(Data entries)
╭──
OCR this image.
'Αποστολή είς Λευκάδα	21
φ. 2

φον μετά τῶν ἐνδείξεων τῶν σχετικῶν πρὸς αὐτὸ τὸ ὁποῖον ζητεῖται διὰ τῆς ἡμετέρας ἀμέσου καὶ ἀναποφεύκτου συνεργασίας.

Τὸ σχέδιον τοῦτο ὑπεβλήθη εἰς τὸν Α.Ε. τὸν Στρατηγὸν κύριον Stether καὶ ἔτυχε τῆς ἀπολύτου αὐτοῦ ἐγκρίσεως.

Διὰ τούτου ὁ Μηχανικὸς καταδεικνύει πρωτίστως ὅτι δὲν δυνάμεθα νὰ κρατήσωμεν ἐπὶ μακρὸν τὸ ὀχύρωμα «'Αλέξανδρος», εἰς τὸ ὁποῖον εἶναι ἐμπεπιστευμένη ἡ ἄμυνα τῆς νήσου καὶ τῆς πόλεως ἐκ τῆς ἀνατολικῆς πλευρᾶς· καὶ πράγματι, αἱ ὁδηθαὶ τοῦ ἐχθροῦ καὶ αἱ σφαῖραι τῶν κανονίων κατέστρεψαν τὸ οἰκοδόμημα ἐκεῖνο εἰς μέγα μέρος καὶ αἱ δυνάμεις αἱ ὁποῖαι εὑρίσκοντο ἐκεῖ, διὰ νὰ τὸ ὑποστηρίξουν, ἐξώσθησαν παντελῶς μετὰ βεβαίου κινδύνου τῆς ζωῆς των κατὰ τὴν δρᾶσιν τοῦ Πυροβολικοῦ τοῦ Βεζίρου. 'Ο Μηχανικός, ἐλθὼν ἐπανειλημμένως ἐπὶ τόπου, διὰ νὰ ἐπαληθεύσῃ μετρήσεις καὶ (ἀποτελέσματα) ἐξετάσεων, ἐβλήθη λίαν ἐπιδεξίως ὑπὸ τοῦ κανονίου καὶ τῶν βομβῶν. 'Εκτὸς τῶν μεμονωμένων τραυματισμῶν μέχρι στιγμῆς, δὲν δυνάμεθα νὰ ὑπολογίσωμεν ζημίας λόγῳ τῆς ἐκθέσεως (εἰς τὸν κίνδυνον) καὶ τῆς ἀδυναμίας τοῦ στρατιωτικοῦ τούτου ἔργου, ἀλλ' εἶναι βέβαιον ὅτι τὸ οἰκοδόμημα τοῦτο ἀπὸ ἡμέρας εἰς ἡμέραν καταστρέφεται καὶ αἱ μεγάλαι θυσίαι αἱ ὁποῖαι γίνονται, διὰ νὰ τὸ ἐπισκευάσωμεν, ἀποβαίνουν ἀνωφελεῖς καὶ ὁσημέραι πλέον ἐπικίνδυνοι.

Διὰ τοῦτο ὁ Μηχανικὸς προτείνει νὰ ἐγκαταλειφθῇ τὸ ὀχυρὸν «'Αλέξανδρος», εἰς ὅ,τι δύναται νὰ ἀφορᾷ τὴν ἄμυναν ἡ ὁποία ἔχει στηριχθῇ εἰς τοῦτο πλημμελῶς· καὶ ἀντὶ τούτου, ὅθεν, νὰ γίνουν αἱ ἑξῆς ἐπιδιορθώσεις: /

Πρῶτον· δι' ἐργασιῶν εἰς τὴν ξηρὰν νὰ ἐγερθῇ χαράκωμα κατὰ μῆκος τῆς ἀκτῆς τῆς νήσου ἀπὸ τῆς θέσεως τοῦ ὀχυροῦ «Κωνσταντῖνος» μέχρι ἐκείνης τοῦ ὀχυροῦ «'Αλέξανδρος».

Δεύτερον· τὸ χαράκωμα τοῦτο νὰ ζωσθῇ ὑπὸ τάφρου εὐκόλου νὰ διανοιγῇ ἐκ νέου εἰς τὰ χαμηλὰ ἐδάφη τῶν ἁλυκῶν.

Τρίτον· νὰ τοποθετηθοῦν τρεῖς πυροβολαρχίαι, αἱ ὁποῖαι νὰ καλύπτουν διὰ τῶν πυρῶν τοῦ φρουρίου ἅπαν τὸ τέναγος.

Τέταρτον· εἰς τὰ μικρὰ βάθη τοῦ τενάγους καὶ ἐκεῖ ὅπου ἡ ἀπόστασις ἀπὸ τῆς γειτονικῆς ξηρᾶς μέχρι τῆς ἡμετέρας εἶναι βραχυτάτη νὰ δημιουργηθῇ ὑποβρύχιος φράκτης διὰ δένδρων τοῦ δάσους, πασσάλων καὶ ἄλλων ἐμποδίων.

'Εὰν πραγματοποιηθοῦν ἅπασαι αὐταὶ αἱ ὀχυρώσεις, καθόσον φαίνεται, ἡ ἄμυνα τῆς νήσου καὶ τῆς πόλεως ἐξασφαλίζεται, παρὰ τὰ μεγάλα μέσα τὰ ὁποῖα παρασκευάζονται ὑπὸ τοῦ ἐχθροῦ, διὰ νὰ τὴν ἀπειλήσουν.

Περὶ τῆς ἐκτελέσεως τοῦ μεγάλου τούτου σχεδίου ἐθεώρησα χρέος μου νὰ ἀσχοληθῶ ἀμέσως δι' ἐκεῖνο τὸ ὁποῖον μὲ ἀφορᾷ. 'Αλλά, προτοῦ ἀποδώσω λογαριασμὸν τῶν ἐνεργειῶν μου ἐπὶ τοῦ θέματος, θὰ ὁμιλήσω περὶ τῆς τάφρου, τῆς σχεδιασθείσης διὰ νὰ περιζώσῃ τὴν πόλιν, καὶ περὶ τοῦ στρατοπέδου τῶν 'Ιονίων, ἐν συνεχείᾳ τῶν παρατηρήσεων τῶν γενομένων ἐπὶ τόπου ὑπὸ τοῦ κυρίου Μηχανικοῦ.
╰──
WHAT THIS TASK INVOLVES
Extract the full set of entries word for word.

EXERCISE OUTPUT
OCR this image.
'Αποστολή είς Λευκάδα	21
φ. 2

φον μετά τῶν ἐνδείξεων τῶν σχετικῶν πρὸς αὐτὸ τὸ ὁποῖον ζητεῖται διὰ τῆς ἡμετέρας ἀμέσου καὶ ἀναποφεύκτου συνεργασίας.

Τὸ σχέδιον τοῦτο ὑπεβλήθη εἰς τὸν Α.Ε. τὸν Στρατηγὸν κύριον Stether καὶ ἔτυχε τῆς ἀπολύτου αὐτοῦ ἐγκρίσεως.

Διὰ τούτου ὁ Μηχανικὸς καταδεικνύει πρωτίστως ὅτι δὲν δυνάμεθα νὰ κρατήσωμεν ἐπὶ μακρὸν τὸ ὀχύρωμα «'Αλέξανδρος», εἰς τὸ ὁποῖον εἶναι ἐμπεπιστευμένη ἡ ἄμυνα τῆς νήσου καὶ τῆς πόλεως ἐκ τῆς ἀνατολικῆς πλευρᾶς· καὶ πράγματι, αἱ ὁδηθαὶ τοῦ ἐχθροῦ καὶ αἱ σφαῖραι τῶν κανονίων κατέστρεψαν τὸ οἰκοδόμημα ἐκεῖνο εἰς μέγα μέρος καὶ αἱ δυνάμεις αἱ ὁποῖαι εὑρίσκοντο ἐκεῖ, διὰ νὰ τὸ ὑποστηρίξουν, ἐξώσθησαν παντελῶς μετὰ βεβαίου κινδύνου τῆς ζωῆς των κατὰ τὴν δρᾶσιν τοῦ Πυροβολικοῦ τοῦ Βεζίρου. 'Ο Μηχανικός, ἐλθὼν ἐπανειλημμένως ἐπὶ τόπου, διὰ νὰ ἐπαληθεύσῃ μετρήσεις καὶ (ἀποτελέσματα) ἐξετάσεων, ἐβλήθη λίαν ἐπιδεξίως ὑπὸ τοῦ κανονίου καὶ τῶν βομβῶν. 'Εκτὸς τῶν μεμονωμένων τραυματισμῶν μέχρι στιγμῆς, δὲν δυνάμεθα νὰ ὑπολογίσωμεν ζημίας λόγῳ τῆς ἐκθέσεως (εἰς τὸν κίνδυνον) καὶ τῆς ἀδυναμίας τοῦ στρατιωτικοῦ τούτου ἔργου, ἀλλ' εἶναι βέβαιον ὅτι τὸ οἰκοδόμημα τοῦτο ἀπὸ ἡμέρας εἰς ἡμέραν καταστρέφεται καὶ αἱ μεγάλαι θυσίαι αἱ ὁποῖαι γίνονται, διὰ νὰ τὸ ἐπισκευάσωμεν, ἀποβαίνουν ἀνωφελεῖς καὶ ὁσημέραι πλέον ἐπικίνδυνοι.

Διὰ τοῦτο ὁ Μηχανικὸς προτείνει νὰ ἐγκαταλειφθῇ τὸ ὀχυρὸν «'Αλέξανδρος», εἰς ὅ,τι δύναται νὰ ἀφορᾷ τὴν ἄμυναν ἡ ὁποία ἔχει στηριχθῇ εἰς τοῦτο πλημμελῶς· καὶ ἀντὶ τούτου, ὅθεν, νὰ γίνουν αἱ ἑξῆς ἐπιδιορθώσεις: /

Πρῶτον· δι' ἐργασιῶν εἰς τὴν ξηρὰν νὰ ἐγερθῇ χαράκωμα κατὰ μῆκος τῆς ἀκτῆς τῆς νήσου ἀπὸ τῆς θέσεως τοῦ ὀχυροῦ «Κωνσταντῖνος» μέχρι ἐκείνης τοῦ ὀχυροῦ «'Αλέξανδρος».

Δεύτερον· τὸ χαράκωμα τοῦτο νὰ ζωσθῇ ὑπὸ τάφρου εὐκόλου νὰ διανοιγῇ ἐκ νέου εἰς τὰ χαμηλὰ ἐδάφη τῶν ἁλυκῶν.

Τρίτον· νὰ τοποθετηθοῦν τρεῖς πυροβολαρχίαι, αἱ ὁποῖαι νὰ καλύπτουν διὰ τῶν πυρῶν τοῦ φρουρίου ἅπαν τὸ τέναγος.

Τέταρτον· εἰς τὰ μικρὰ βάθη τοῦ τενάγους καὶ ἐκεῖ ὅπου ἡ ἀπόστασις ἀπὸ τῆς γειτονικῆς ξηρᾶς μέχρι τῆς ἡμετέρας εἶναι βραχυτάτη νὰ δημιουργηθῇ ὑποβρύχιος φράκτης διὰ δένδρων τοῦ δάσους, πασσάλων καὶ ἄλλων ἐμποδίων.

'Εὰν πραγματοποιηθοῦν ἅπασαι αὐταὶ αἱ ὀχυρώσεις, καθόσον φαίνεται, ἡ ἄμυνα τῆς νήσου καὶ τῆς πόλεως ἐξασφαλίζεται, παρὰ τὰ μεγάλα μέσα τὰ ὁποῖα παρασκευάζονται ὑπὸ τοῦ ἐχθροῦ, διὰ νὰ τὴν ἀπειλήσουν.

Περὶ τῆς ἐκτελέσεως τοῦ μεγάλου τούτου σχεδίου ἐθεώρησα χρέος μου νὰ ἀσχοληθῶ ἀμέσως δι' ἐκεῖνο τὸ ὁποῖον μὲ ἀφορᾷ. 'Αλλά, προτοῦ ἀποδώσω λογαριασμὸν τῶν ἐνεργειῶν μου ἐπὶ τοῦ θέματος, θὰ ὁμιλήσω περὶ τῆς τάφρου, τῆς σχεδιασθείσης διὰ νὰ περιζώσῃ τὴν πόλιν, καὶ περὶ τοῦ στρατοπέδου τῶν 'Ιονίων, ἐν συνεχείᾳ τῶν παρατηρήσεων τῶν γενομένων ἐπὶ τόπου ὑπὸ τοῦ κυρίου Μηχανικοῦ.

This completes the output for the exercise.